**Objective:** Copy out every line containing the word "fonction".

**Dataset rows:**
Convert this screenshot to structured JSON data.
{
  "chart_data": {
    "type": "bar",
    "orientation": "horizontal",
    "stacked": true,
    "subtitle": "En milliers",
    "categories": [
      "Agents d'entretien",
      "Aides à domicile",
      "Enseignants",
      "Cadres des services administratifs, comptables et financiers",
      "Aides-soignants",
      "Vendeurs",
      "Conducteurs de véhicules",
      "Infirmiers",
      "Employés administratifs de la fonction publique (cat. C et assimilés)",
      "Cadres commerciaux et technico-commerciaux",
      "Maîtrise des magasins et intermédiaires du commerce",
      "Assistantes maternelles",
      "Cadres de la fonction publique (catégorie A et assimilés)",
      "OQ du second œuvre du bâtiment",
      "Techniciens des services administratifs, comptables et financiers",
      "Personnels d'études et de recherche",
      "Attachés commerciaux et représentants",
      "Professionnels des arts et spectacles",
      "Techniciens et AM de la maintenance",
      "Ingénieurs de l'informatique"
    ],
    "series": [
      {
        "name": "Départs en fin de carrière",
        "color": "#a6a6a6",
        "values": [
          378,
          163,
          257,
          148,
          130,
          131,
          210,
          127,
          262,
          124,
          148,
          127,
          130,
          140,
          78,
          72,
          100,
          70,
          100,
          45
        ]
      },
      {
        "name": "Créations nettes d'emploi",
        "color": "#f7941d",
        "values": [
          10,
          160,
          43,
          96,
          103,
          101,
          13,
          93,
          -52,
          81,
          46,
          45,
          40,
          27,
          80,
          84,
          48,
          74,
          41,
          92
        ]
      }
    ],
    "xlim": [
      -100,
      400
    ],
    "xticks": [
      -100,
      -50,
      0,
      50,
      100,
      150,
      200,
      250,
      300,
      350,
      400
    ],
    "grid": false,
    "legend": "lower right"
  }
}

**Response for this exercise:**
      "Employés administratifs de la fonction publique (cat. C et assimilés)",
      "Cadres de la fonction publique (catégorie A et assimilés)",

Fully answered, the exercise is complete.